▶ [The request]: Rewrite every line of the data below as a Markdown table with the columns "Row" and "Line," numbering each row and skipping blank lines. Leave the pictures out.

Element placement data
=======
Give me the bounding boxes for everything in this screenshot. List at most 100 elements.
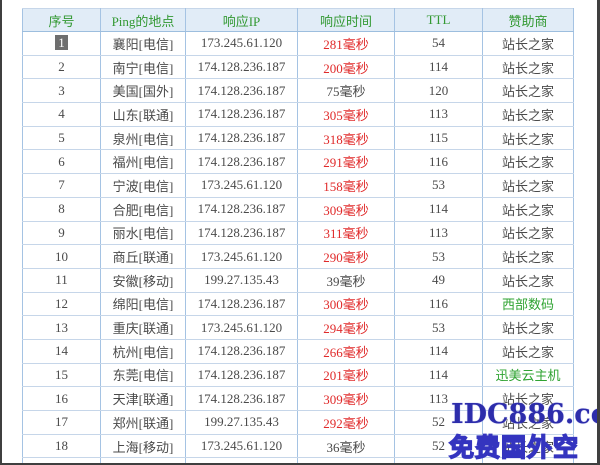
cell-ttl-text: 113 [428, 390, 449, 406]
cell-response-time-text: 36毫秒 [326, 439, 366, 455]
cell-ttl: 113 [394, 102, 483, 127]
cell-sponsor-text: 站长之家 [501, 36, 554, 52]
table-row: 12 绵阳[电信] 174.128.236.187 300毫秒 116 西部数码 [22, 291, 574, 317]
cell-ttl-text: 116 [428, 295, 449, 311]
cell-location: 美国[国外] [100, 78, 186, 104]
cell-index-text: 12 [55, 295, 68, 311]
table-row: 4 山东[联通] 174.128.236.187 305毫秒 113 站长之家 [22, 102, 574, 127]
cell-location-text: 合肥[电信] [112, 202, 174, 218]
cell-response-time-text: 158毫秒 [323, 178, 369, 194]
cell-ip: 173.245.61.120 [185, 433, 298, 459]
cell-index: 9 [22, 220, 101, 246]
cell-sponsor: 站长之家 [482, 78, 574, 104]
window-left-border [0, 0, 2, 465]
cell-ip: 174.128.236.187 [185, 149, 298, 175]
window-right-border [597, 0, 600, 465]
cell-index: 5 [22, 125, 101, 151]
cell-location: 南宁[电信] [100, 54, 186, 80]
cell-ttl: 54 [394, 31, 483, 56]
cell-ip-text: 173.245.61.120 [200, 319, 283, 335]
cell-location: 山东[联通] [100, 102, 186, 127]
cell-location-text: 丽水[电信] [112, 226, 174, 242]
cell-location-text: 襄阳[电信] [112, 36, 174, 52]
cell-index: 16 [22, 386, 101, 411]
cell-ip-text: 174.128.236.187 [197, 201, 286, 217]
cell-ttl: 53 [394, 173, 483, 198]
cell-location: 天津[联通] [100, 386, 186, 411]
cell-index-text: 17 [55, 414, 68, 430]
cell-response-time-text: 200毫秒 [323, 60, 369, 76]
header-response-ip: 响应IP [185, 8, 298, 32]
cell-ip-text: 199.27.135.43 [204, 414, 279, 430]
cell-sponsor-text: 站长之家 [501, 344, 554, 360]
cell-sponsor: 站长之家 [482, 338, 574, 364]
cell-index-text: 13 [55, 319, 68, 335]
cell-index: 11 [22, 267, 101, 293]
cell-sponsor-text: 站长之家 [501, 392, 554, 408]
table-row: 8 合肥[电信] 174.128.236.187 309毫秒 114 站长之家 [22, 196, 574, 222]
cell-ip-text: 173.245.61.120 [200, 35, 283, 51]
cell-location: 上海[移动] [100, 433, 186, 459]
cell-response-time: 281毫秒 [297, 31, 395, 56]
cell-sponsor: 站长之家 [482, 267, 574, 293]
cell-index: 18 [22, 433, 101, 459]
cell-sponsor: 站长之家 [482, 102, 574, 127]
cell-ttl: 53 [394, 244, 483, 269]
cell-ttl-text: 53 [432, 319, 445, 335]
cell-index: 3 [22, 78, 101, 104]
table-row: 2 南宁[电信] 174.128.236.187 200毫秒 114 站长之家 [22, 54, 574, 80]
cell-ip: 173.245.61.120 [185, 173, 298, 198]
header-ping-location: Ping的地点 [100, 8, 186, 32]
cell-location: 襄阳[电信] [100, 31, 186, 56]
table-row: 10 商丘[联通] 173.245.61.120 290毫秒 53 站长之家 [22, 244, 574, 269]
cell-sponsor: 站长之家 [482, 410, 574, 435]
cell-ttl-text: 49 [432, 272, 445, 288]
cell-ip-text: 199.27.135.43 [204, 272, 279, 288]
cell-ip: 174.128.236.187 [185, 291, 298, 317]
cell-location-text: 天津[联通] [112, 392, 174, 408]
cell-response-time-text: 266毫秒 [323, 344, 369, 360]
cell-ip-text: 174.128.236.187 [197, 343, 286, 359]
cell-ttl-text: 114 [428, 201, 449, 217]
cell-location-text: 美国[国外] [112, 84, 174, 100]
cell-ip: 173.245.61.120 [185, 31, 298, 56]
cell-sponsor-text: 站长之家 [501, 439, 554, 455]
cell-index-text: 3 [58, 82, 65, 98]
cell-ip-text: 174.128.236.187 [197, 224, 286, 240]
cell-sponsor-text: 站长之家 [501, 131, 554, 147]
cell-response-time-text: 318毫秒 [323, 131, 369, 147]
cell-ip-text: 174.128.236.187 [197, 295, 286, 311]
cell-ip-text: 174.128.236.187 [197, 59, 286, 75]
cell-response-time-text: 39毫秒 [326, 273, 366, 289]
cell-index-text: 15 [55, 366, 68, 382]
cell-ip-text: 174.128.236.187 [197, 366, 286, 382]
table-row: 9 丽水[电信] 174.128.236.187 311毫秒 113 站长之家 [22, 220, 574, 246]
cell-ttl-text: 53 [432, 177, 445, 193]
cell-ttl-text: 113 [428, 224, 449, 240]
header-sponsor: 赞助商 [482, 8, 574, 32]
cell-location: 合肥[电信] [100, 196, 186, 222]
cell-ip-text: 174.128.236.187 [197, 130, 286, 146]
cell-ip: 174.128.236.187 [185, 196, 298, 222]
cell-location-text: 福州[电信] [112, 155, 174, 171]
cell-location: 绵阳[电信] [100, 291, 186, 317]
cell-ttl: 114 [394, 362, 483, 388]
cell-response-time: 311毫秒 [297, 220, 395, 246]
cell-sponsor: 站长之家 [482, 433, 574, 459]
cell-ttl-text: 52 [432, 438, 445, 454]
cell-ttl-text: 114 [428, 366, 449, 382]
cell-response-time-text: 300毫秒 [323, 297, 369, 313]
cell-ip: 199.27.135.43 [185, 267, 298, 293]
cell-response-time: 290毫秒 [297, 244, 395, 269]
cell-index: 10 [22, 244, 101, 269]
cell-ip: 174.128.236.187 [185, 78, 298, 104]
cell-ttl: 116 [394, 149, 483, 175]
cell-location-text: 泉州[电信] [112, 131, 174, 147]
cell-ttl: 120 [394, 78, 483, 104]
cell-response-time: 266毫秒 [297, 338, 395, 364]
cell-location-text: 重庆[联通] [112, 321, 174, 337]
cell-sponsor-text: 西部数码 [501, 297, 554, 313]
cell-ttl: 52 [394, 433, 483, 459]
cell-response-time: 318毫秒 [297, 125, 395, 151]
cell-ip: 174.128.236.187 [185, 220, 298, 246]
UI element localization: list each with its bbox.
=======
▶ [Correct result]:
| Row | Line |
|---|---|
| 1 | Give me the bounding boxes for everything in this screenshot. List at most 100 elements. |
| 2 | cell-ttl-text: 113 [428, 390, 449, 406] |
| 3 | cell-response-time-text: 36毫秒 [326, 439, 366, 455] |
| 4 | cell-ttl: 113 [394, 102, 483, 127] |
| 5 | cell-sponsor-text: 站长之家 [501, 36, 554, 52] |
| 6 | table-row: 12 绵阳[电信] 174.128.236.187 300毫秒 116 西部数码 [22, 291, 574, 317] |
| 7 | cell-ttl-text: 116 [428, 295, 449, 311] |
| 8 | cell-location: 美国[国外] [100, 78, 186, 104] |
| 9 | cell-index-text: 12 [55, 295, 68, 311] |
| 10 | table-row: 4 山东[联通] 174.128.236.187 305毫秒 113 站长之家 [22, 102, 574, 127] |
| 11 | cell-location-text: 合肥[电信] [112, 202, 174, 218] |
| 12 | cell-response-time-text: 158毫秒 [323, 178, 369, 194] |
| 13 | cell-ip: 173.245.61.120 [185, 433, 298, 459] |
| 14 | cell-index: 9 [22, 220, 101, 246] |
| 15 | cell-sponsor: 站长之家 [482, 78, 574, 104] |
| 16 | window-left-border [0, 0, 2, 465] |
| 17 | cell-ip: 174.128.236.187 [185, 149, 298, 175] |
| 18 | window-right-border [597, 0, 600, 465] |
| 19 | cell-index: 5 [22, 125, 101, 151] |
| 20 | cell-location: 南宁[电信] [100, 54, 186, 80] |
| 21 | cell-ttl: 54 [394, 31, 483, 56] |
| 22 | cell-ip-text: 173.245.61.120 [200, 319, 283, 335] |
| 23 | cell-location: 山东[联通] [100, 102, 186, 127] |
| 24 | cell-location-text: 丽水[电信] [112, 226, 174, 242] |
| 25 | cell-location-text: 襄阳[电信] [112, 36, 174, 52] |
| 26 | cell-index: 16 [22, 386, 101, 411] |
| 27 | cell-ip-text: 174.128.236.187 [197, 201, 286, 217] |
| 28 | cell-ttl: 53 [394, 173, 483, 198] |
| 29 | cell-location: 天津[联通] [100, 386, 186, 411] |
| 30 | cell-index-text: 17 [55, 414, 68, 430] |
| 31 | cell-response-time-text: 200毫秒 [323, 60, 369, 76] |
| 32 | header-response-ip: 响应IP [185, 8, 298, 32] |
| 33 | cell-ip-text: 199.27.135.43 [204, 414, 279, 430] |
| 34 | cell-sponsor-text: 站长之家 [501, 344, 554, 360] |
| 35 | cell-sponsor: 站长之家 [482, 338, 574, 364] |
| 36 | cell-index-text: 13 [55, 319, 68, 335] |
| 37 | cell-index: 11 [22, 267, 101, 293] |
| 38 | cell-sponsor-text: 站长之家 [501, 392, 554, 408] |
| 39 | table-row: 8 合肥[电信] 174.128.236.187 309毫秒 114 站长之家 [22, 196, 574, 222] |
| 40 | cell-ip-text: 173.245.61.120 [200, 35, 283, 51] |
| 41 | cell-location: 上海[移动] [100, 433, 186, 459] |
| 42 | cell-response-time: 281毫秒 [297, 31, 395, 56] |
| 43 | cell-sponsor: 站长之家 [482, 267, 574, 293] |
| 44 | cell-index: 18 [22, 433, 101, 459] |
| 45 | cell-sponsor: 站长之家 [482, 102, 574, 127] |
| 46 | cell-ttl: 53 [394, 244, 483, 269] |
| 47 | cell-ttl-text: 53 [432, 319, 445, 335] |
| 48 | cell-index: 3 [22, 78, 101, 104] |
| 49 | table-row: 2 南宁[电信] 174.128.236.187 200毫秒 114 站长之家 [22, 54, 574, 80] |
| 50 | cell-ip: 173.245.61.120 [185, 173, 298, 198] |
| 51 | header-ping-location: Ping的地点 [100, 8, 186, 32] |
| 52 | cell-location: 襄阳[电信] [100, 31, 186, 56] |
| 53 | table-row: 10 商丘[联通] 173.245.61.120 290毫秒 53 站长之家 [22, 244, 574, 269] |
| 54 | cell-sponsor: 站长之家 [482, 410, 574, 435] |
| 55 | cell-ttl-text: 49 [432, 272, 445, 288] |
| 56 | cell-ip-text: 199.27.135.43 [204, 272, 279, 288] |
| 57 | cell-ip: 174.128.236.187 [185, 291, 298, 317] |
| 58 | cell-location-text: 天津[联通] [112, 392, 174, 408] |
| 59 | cell-response-time-text: 266毫秒 [323, 344, 369, 360] |
| 60 | cell-ip-text: 174.128.236.187 [197, 343, 286, 359] |
| 61 | cell-ttl-text: 114 [428, 201, 449, 217] |
| 62 | cell-location-text: 美国[国外] [112, 84, 174, 100] |
| 63 | cell-ip: 173.245.61.120 [185, 31, 298, 56] |
| 64 | cell-sponsor-text: 站长之家 [501, 439, 554, 455] |
| 65 | cell-index-text: 3 [58, 82, 65, 98] |
| 66 | cell-ip-text: 174.128.236.187 [197, 224, 286, 240] |
| 67 | cell-sponsor-text: 站长之家 [501, 131, 554, 147] |
| 68 | cell-response-time-text: 318毫秒 [323, 131, 369, 147] |
| 69 | cell-ip-text: 174.128.236.187 [197, 295, 286, 311] |
| 70 | cell-ip-text: 174.128.236.187 [197, 59, 286, 75] |
| 71 | cell-response-time-text: 39毫秒 [326, 273, 366, 289] |
| 72 | cell-index-text: 15 [55, 366, 68, 382] |
| 73 | cell-ip-text: 174.128.236.187 [197, 366, 286, 382] |
| 74 | table-row: 9 丽水[电信] 174.128.236.187 311毫秒 113 站长之家 [22, 220, 574, 246] |
| 75 | cell-ttl-text: 53 [432, 177, 445, 193] |
| 76 | cell-ttl-text: 113 [428, 224, 449, 240] |
| 77 | header-sponsor: 赞助商 [482, 8, 574, 32] |
| 78 | cell-location: 合肥[电信] [100, 196, 186, 222] |
| 79 | cell-ip-text: 174.128.236.187 [197, 130, 286, 146] |
| 80 | cell-ip: 174.128.236.187 [185, 196, 298, 222] |
| 81 | cell-location-text: 福州[电信] [112, 155, 174, 171] |
| 82 | cell-location: 绵阳[电信] [100, 291, 186, 317] |
| 83 | cell-ttl: 114 [394, 362, 483, 388] |
| 84 | cell-response-time: 311毫秒 [297, 220, 395, 246] |
| 85 | cell-sponsor: 站长之家 [482, 433, 574, 459] |
| 86 | cell-ttl-text: 52 [432, 438, 445, 454] |
| 87 | cell-ttl-text: 114 [428, 366, 449, 382] |
| 88 | cell-response-time-text: 300毫秒 [323, 297, 369, 313] |
| 89 | cell-ip: 199.27.135.43 [185, 267, 298, 293] |
| 90 | cell-response-time: 290毫秒 [297, 244, 395, 269] |
| 91 | cell-index: 10 [22, 244, 101, 269] |
| 92 | cell-ip: 174.128.236.187 [185, 78, 298, 104] |
| 93 | cell-ttl: 116 [394, 149, 483, 175] |
| 94 | cell-location-text: 泉州[电信] [112, 131, 174, 147] |
| 95 | cell-ttl: 120 [394, 78, 483, 104] |
| 96 | cell-response-time: 266毫秒 [297, 338, 395, 364] |
| 97 | cell-location-text: 重庆[联通] [112, 321, 174, 337] |
| 98 | cell-sponsor-text: 西部数码 [501, 297, 554, 313] |
| 99 | cell-ttl: 52 [394, 433, 483, 459] |
| 100 | cell-response-time: 318毫秒 [297, 125, 395, 151] |
| 101 | cell-ip: 174.128.236.187 [185, 220, 298, 246] |
| 102 | UI element localization: list each with its bbox. |